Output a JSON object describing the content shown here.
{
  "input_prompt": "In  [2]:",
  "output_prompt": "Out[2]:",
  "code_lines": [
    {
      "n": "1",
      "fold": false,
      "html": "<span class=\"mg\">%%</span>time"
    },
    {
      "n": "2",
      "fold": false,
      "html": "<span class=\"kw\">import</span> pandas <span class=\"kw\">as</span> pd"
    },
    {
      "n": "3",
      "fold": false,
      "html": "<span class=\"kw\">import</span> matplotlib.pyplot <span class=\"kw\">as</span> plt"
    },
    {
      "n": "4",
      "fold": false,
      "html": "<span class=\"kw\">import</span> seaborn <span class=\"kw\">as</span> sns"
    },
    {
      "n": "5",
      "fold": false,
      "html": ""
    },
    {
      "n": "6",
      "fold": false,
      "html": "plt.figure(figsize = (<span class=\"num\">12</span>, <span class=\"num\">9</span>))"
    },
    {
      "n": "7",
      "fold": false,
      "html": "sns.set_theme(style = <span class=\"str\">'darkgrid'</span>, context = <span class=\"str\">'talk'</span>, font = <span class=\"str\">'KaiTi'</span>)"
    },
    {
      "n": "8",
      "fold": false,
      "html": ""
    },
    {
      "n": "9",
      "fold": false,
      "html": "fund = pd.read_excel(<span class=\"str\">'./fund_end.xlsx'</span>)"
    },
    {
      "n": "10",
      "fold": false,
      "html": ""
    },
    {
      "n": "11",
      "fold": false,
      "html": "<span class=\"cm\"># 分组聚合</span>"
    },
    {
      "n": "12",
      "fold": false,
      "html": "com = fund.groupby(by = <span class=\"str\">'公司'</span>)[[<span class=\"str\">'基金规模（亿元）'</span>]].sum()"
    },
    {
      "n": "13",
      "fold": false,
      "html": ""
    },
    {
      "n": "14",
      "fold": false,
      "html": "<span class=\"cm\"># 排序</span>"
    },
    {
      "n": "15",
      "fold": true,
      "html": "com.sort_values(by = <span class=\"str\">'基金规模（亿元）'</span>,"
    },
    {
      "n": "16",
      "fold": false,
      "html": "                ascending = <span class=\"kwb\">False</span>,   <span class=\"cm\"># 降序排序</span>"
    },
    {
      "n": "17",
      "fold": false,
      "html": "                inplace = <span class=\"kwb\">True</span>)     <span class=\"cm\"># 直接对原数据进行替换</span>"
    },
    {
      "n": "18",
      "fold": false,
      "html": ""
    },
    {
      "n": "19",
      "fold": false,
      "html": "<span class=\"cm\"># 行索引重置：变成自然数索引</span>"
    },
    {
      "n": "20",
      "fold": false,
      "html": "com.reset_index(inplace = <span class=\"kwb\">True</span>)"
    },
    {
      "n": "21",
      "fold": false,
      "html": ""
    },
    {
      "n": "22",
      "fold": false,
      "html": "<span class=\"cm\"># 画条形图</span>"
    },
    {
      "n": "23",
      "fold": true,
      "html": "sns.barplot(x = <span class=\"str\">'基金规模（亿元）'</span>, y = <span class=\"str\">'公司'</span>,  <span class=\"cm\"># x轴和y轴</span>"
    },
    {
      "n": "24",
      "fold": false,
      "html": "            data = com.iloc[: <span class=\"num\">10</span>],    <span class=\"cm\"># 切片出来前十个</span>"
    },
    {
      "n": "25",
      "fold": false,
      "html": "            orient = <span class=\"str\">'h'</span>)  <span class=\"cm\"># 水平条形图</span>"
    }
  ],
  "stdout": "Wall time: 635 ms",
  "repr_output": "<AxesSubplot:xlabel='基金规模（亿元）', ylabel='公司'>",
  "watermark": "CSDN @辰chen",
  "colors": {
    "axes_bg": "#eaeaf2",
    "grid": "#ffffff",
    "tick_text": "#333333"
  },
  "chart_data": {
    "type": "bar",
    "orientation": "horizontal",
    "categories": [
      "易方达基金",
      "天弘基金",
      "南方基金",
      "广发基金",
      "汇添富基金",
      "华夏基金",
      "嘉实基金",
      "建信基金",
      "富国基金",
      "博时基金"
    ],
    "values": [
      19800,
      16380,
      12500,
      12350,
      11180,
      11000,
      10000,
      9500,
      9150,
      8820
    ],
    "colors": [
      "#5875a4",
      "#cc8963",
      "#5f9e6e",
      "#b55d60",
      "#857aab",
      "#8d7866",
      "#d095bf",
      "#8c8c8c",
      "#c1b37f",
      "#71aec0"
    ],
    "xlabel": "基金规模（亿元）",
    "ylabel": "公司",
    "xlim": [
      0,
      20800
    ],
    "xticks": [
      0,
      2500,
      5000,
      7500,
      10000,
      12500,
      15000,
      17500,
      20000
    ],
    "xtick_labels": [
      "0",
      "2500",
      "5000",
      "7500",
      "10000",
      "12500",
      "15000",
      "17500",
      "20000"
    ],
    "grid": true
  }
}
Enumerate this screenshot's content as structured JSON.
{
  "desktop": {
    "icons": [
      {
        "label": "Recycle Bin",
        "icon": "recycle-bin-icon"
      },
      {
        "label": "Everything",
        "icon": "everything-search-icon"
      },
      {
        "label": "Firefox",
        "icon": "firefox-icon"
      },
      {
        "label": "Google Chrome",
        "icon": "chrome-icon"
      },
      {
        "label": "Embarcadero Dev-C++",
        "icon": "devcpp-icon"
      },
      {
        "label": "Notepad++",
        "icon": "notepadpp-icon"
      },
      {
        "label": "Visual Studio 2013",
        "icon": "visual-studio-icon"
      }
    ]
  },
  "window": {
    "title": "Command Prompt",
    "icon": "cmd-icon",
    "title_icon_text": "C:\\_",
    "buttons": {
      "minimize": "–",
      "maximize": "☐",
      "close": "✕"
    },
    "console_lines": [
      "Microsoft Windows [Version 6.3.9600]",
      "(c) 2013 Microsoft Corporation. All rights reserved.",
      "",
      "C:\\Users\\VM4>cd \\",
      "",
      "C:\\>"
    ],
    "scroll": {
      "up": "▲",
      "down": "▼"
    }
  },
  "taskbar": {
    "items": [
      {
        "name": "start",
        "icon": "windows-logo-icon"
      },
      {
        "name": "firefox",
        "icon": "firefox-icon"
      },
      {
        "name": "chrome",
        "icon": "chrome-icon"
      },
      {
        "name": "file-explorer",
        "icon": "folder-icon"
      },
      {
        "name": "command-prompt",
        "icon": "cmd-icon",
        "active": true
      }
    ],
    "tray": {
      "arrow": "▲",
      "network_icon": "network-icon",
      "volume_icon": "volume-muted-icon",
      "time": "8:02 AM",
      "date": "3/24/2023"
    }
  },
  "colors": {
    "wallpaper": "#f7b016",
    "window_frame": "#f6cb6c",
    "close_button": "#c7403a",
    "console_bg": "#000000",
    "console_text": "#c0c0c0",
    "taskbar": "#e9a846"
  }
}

========================================================================

WORK TO DO: Repeat all the entries exactly as given.

REPLY TO THE EXERCISE:
Output a JSON object describing the content shown here.
{
  "input_prompt": "In  [2]:",
  "output_prompt": "Out[2]:",
  "code_lines": [
    {
      "n": "1",
      "fold": false,
      "html": "<span class=\"mg\">%%</span>time"
    },
    {
      "n": "2",
      "fold": false,
      "html": "<span class=\"kw\">import</span> pandas <span class=\"kw\">as</span> pd"
    },
    {
      "n": "3",
      "fold": false,
      "html": "<span class=\"kw\">import</span> matplotlib.pyplot <span class=\"kw\">as</span> plt"
    },
    {
      "n": "4",
      "fold": false,
      "html": "<span class=\"kw\">import</span> seaborn <span class=\"kw\">as</span> sns"
    },
    {
      "n": "5",
      "fold": false,
      "html": ""
    },
    {
      "n": "6",
      "fold": false,
      "html": "plt.figure(figsize = (<span class=\"num\">12</span>, <span class=\"num\">9</span>))"
    },
    {
      "n": "7",
      "fold": false,
      "html": "sns.set_theme(style = <span class=\"str\">'darkgrid'</span>, context = <span class=\"str\">'talk'</span>, font = <span class=\"str\">'KaiTi'</span>)"
    },
    {
      "n": "8",
      "fold": false,
      "html": ""
    },
    {
      "n": "9",
      "fold": false,
      "html": "fund = pd.read_excel(<span class=\"str\">'./fund_end.xlsx'</span>)"
    },
    {
      "n": "10",
      "fold": false,
      "html": ""
    },
    {
      "n": "11",
      "fold": false,
      "html": "<span class=\"cm\"># 分组聚合</span>"
    },
    {
      "n": "12",
      "fold": false,
      "html": "com = fund.groupby(by = <span class=\"str\">'公司'</span>)[[<span class=\"str\">'基金规模（亿元）'</span>]].sum()"
    },
    {
      "n": "13",
      "fold": false,
      "html": ""
    },
    {
      "n": "14",
      "fold": false,
      "html": "<span class=\"cm\"># 排序</span>"
    },
    {
      "n": "15",
      "fold": true,
      "html": "com.sort_values(by = <span class=\"str\">'基金规模（亿元）'</span>,"
    },
    {
      "n": "16",
      "fold": false,
      "html": "                ascending = <span class=\"kwb\">False</span>,   <span class=\"cm\"># 降序排序</span>"
    },
    {
      "n": "17",
      "fold": false,
      "html": "                inplace = <span class=\"kwb\">True</span>)     <span class=\"cm\"># 直接对原数据进行替换</span>"
    },
    {
      "n": "18",
      "fold": false,
      "html": ""
    },
    {
      "n": "19",
      "fold": false,
      "html": "<span class=\"cm\"># 行索引重置：变成自然数索引</span>"
    },
    {
      "n": "20",
      "fold": false,
      "html": "com.reset_index(inplace = <span class=\"kwb\">True</span>)"
    },
    {
      "n": "21",
      "fold": false,
      "html": ""
    },
    {
      "n": "22",
      "fold": false,
      "html": "<span class=\"cm\"># 画条形图</span>"
    },
    {
      "n": "23",
      "fold": true,
      "html": "sns.barplot(x = <span class=\"str\">'基金规模（亿元）'</span>, y = <span class=\"str\">'公司'</span>,  <span class=\"cm\"># x轴和y轴</span>"
    },
    {
      "n": "24",
      "fold": false,
      "html": "            data = com.iloc[: <span class=\"num\">10</span>],    <span class=\"cm\"># 切片出来前十个</span>"
    },
    {
      "n": "25",
      "fold": false,
      "html": "            orient = <span class=\"str\">'h'</span>)  <span class=\"cm\"># 水平条形图</span>"
    }
  ],
  "stdout": "Wall time: 635 ms",
  "repr_output": "<AxesSubplot:xlabel='基金规模（亿元）', ylabel='公司'>",
  "watermark": "CSDN @辰chen",
  "colors": {
    "axes_bg": "#eaeaf2",
    "grid": "#ffffff",
    "tick_text": "#333333"
  },
  "chart_data": {
    "type": "bar",
    "orientation": "horizontal",
    "categories": [
      "易方达基金",
      "天弘基金",
      "南方基金",
      "广发基金",
      "汇添富基金",
      "华夏基金",
      "嘉实基金",
      "建信基金",
      "富国基金",
      "博时基金"
    ],
    "values": [
      19800,
      16380,
      12500,
      12350,
      11180,
      11000,
      10000,
      9500,
      9150,
      8820
    ],
    "colors": [
      "#5875a4",
      "#cc8963",
      "#5f9e6e",
      "#b55d60",
      "#857aab",
      "#8d7866",
      "#d095bf",
      "#8c8c8c",
      "#c1b37f",
      "#71aec0"
    ],
    "xlabel": "基金规模（亿元）",
    "ylabel": "公司",
    "xlim": [
      0,
      20800
    ],
    "xticks": [
      0,
      2500,
      5000,
      7500,
      10000,
      12500,
      15000,
      17500,
      20000
    ],
    "xtick_labels": [
      "0",
      "2500",
      "5000",
      "7500",
      "10000",
      "12500",
      "15000",
      "17500",
      "20000"
    ],
    "grid": true
  }
}
Enumerate this screenshot's content as structured JSON.
{
  "desktop": {
    "icons": [
      {
        "label": "Recycle Bin",
        "icon": "recycle-bin-icon"
      },
      {
        "label": "Everything",
        "icon": "everything-search-icon"
      },
      {
        "label": "Firefox",
        "icon": "firefox-icon"
      },
      {
        "label": "Google Chrome",
        "icon": "chrome-icon"
      },
      {
        "label": "Embarcadero Dev-C++",
        "icon": "devcpp-icon"
      },
      {
        "label": "Notepad++",
        "icon": "notepadpp-icon"
      },
      {
        "label": "Visual Studio 2013",
        "icon": "visual-studio-icon"
      }
    ]
  },
  "window": {
    "title": "Command Prompt",
    "icon": "cmd-icon",
    "title_icon_text": "C:\\_",
    "buttons": {
      "minimize": "–",
      "maximize": "☐",
      "close": "✕"
    },
    "console_lines": [
      "Microsoft Windows [Version 6.3.9600]",
      "(c) 2013 Microsoft Corporation. All rights reserved.",
      "",
      "C:\\Users\\VM4>cd \\",
      "",
      "C:\\>"
    ],
    "scroll": {
      "up": "▲",
      "down": "▼"
    }
  },
  "taskbar": {
    "items": [
      {
        "name": "start",
        "icon": "windows-logo-icon"
      },
      {
        "name": "firefox",
        "icon": "firefox-icon"
      },
      {
        "name": "chrome",
        "icon": "chrome-icon"
      },
      {
        "name": "file-explorer",
        "icon": "folder-icon"
      },
      {
        "name": "command-prompt",
        "icon": "cmd-icon",
        "active": true
      }
    ],
    "tray": {
      "arrow": "▲",
      "network_icon": "network-icon",
      "volume_icon": "volume-muted-icon",
      "time": "8:02 AM",
      "date": "3/24/2023"
    }
  },
  "colors": {
    "wallpaper": "#f7b016",
    "window_frame": "#f6cb6c",
    "close_button": "#c7403a",
    "console_bg": "#000000",
    "console_text": "#c0c0c0",
    "taskbar": "#e9a846"
  }
}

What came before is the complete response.